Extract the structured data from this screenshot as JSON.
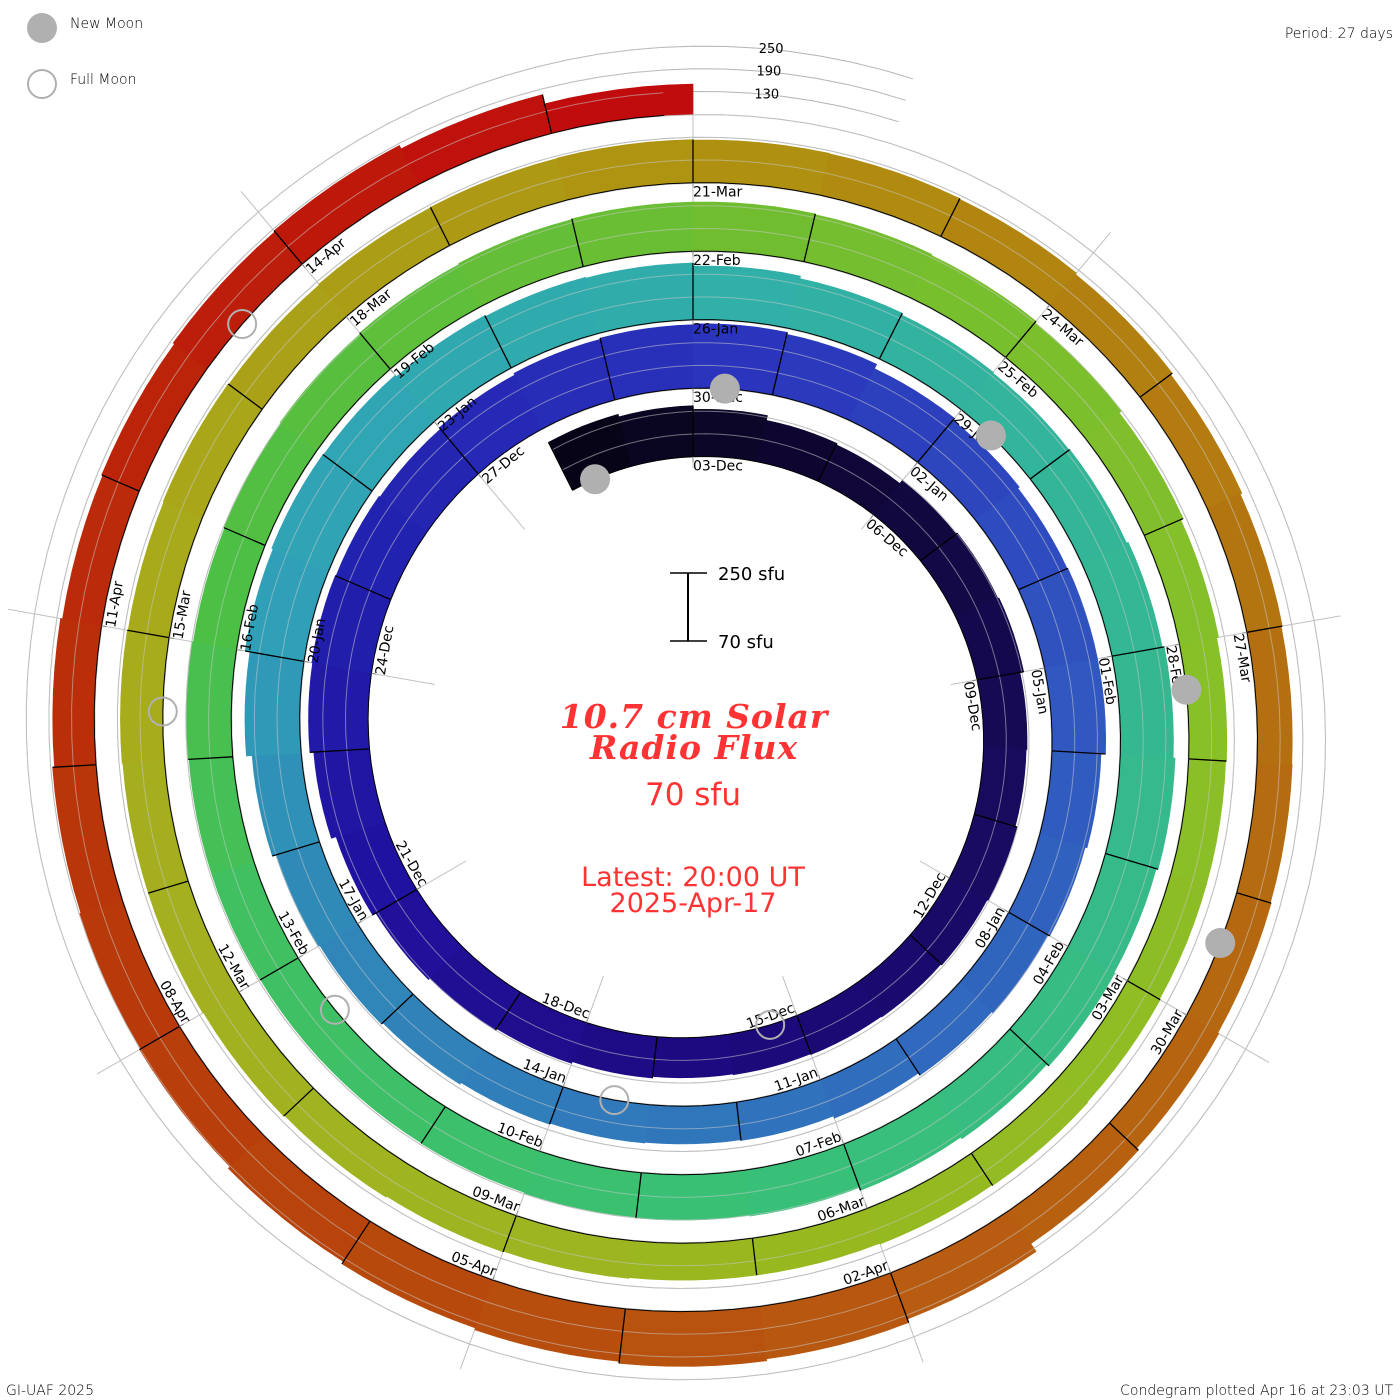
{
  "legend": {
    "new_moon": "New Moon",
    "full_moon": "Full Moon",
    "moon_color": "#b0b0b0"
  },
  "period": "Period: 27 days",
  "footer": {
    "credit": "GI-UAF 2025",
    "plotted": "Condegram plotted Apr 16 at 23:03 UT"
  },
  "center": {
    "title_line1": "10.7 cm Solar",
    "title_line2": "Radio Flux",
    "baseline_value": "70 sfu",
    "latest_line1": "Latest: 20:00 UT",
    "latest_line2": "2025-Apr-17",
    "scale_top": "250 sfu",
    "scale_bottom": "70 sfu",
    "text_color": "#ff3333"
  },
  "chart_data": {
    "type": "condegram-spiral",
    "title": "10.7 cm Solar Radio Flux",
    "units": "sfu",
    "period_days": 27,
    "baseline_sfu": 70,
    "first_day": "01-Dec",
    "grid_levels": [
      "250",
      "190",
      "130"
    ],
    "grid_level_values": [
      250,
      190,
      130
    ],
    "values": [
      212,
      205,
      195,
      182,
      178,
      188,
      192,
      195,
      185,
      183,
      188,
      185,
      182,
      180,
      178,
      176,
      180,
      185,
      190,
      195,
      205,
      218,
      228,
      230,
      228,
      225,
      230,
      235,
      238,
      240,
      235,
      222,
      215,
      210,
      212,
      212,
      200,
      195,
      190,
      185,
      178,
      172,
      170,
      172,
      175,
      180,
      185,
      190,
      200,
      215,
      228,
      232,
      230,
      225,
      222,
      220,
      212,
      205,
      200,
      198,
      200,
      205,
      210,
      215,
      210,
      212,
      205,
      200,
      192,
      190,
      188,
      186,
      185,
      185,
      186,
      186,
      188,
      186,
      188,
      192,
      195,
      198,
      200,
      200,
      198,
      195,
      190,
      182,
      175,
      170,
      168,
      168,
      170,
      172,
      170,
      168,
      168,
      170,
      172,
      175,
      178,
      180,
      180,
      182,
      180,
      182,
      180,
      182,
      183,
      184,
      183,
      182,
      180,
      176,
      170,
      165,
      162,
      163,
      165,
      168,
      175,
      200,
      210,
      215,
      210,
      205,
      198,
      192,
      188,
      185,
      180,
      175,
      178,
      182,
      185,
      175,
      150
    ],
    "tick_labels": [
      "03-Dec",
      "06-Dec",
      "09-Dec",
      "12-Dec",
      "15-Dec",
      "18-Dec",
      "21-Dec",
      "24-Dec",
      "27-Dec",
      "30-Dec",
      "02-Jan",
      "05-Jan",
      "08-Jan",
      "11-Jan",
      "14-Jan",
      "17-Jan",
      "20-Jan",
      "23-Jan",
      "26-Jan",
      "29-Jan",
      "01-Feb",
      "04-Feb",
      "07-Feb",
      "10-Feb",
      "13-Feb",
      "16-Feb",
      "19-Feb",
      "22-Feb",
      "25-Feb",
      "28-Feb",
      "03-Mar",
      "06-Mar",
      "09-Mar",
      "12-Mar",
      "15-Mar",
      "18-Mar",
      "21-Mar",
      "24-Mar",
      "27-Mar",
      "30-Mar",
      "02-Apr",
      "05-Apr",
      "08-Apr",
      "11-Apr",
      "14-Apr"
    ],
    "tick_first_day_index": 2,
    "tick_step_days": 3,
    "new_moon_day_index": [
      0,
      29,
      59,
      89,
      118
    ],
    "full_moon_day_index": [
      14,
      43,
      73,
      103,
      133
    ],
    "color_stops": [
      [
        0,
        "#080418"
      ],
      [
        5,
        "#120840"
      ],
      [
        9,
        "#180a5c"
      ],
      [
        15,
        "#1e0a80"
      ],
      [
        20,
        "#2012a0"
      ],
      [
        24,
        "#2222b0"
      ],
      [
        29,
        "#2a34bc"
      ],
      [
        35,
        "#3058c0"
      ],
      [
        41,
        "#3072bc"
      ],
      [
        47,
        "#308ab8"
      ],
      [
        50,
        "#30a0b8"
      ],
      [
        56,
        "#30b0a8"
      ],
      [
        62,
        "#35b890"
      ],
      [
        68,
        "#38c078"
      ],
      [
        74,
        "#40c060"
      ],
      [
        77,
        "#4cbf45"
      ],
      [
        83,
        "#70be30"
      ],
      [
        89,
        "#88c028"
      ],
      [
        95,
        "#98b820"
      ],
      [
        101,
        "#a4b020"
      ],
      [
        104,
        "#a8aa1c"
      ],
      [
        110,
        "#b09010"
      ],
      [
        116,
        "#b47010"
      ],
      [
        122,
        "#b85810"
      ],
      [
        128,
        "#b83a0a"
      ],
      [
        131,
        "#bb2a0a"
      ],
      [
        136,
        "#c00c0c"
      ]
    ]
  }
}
· · · · ·
*The exercise*
Retype every entry verbatim and exclude the pictures from the copy.

*Written answer*
Extract the structured data from this screenshot as JSON.
{
  "legend": {
    "new_moon": "New Moon",
    "full_moon": "Full Moon",
    "moon_color": "#b0b0b0"
  },
  "period": "Period: 27 days",
  "footer": {
    "credit": "GI-UAF 2025",
    "plotted": "Condegram plotted Apr 16 at 23:03 UT"
  },
  "center": {
    "title_line1": "10.7 cm Solar",
    "title_line2": "Radio Flux",
    "baseline_value": "70 sfu",
    "latest_line1": "Latest: 20:00 UT",
    "latest_line2": "2025-Apr-17",
    "scale_top": "250 sfu",
    "scale_bottom": "70 sfu",
    "text_color": "#ff3333"
  },
  "chart_data": {
    "type": "condegram-spiral",
    "title": "10.7 cm Solar Radio Flux",
    "units": "sfu",
    "period_days": 27,
    "baseline_sfu": 70,
    "first_day": "01-Dec",
    "grid_levels": [
      "250",
      "190",
      "130"
    ],
    "grid_level_values": [
      250,
      190,
      130
    ],
    "values": [
      212,
      205,
      195,
      182,
      178,
      188,
      192,
      195,
      185,
      183,
      188,
      185,
      182,
      180,
      178,
      176,
      180,
      185,
      190,
      195,
      205,
      218,
      228,
      230,
      228,
      225,
      230,
      235,
      238,
      240,
      235,
      222,
      215,
      210,
      212,
      212,
      200,
      195,
      190,
      185,
      178,
      172,
      170,
      172,
      175,
      180,
      185,
      190,
      200,
      215,
      228,
      232,
      230,
      225,
      222,
      220,
      212,
      205,
      200,
      198,
      200,
      205,
      210,
      215,
      210,
      212,
      205,
      200,
      192,
      190,
      188,
      186,
      185,
      185,
      186,
      186,
      188,
      186,
      188,
      192,
      195,
      198,
      200,
      200,
      198,
      195,
      190,
      182,
      175,
      170,
      168,
      168,
      170,
      172,
      170,
      168,
      168,
      170,
      172,
      175,
      178,
      180,
      180,
      182,
      180,
      182,
      180,
      182,
      183,
      184,
      183,
      182,
      180,
      176,
      170,
      165,
      162,
      163,
      165,
      168,
      175,
      200,
      210,
      215,
      210,
      205,
      198,
      192,
      188,
      185,
      180,
      175,
      178,
      182,
      185,
      175,
      150
    ],
    "tick_labels": [
      "03-Dec",
      "06-Dec",
      "09-Dec",
      "12-Dec",
      "15-Dec",
      "18-Dec",
      "21-Dec",
      "24-Dec",
      "27-Dec",
      "30-Dec",
      "02-Jan",
      "05-Jan",
      "08-Jan",
      "11-Jan",
      "14-Jan",
      "17-Jan",
      "20-Jan",
      "23-Jan",
      "26-Jan",
      "29-Jan",
      "01-Feb",
      "04-Feb",
      "07-Feb",
      "10-Feb",
      "13-Feb",
      "16-Feb",
      "19-Feb",
      "22-Feb",
      "25-Feb",
      "28-Feb",
      "03-Mar",
      "06-Mar",
      "09-Mar",
      "12-Mar",
      "15-Mar",
      "18-Mar",
      "21-Mar",
      "24-Mar",
      "27-Mar",
      "30-Mar",
      "02-Apr",
      "05-Apr",
      "08-Apr",
      "11-Apr",
      "14-Apr"
    ],
    "tick_first_day_index": 2,
    "tick_step_days": 3,
    "new_moon_day_index": [
      0,
      29,
      59,
      89,
      118
    ],
    "full_moon_day_index": [
      14,
      43,
      73,
      103,
      133
    ],
    "color_stops": [
      [
        0,
        "#080418"
      ],
      [
        5,
        "#120840"
      ],
      [
        9,
        "#180a5c"
      ],
      [
        15,
        "#1e0a80"
      ],
      [
        20,
        "#2012a0"
      ],
      [
        24,
        "#2222b0"
      ],
      [
        29,
        "#2a34bc"
      ],
      [
        35,
        "#3058c0"
      ],
      [
        41,
        "#3072bc"
      ],
      [
        47,
        "#308ab8"
      ],
      [
        50,
        "#30a0b8"
      ],
      [
        56,
        "#30b0a8"
      ],
      [
        62,
        "#35b890"
      ],
      [
        68,
        "#38c078"
      ],
      [
        74,
        "#40c060"
      ],
      [
        77,
        "#4cbf45"
      ],
      [
        83,
        "#70be30"
      ],
      [
        89,
        "#88c028"
      ],
      [
        95,
        "#98b820"
      ],
      [
        101,
        "#a4b020"
      ],
      [
        104,
        "#a8aa1c"
      ],
      [
        110,
        "#b09010"
      ],
      [
        116,
        "#b47010"
      ],
      [
        122,
        "#b85810"
      ],
      [
        128,
        "#b83a0a"
      ],
      [
        131,
        "#bb2a0a"
      ],
      [
        136,
        "#c00c0c"
      ]
    ]
  }
}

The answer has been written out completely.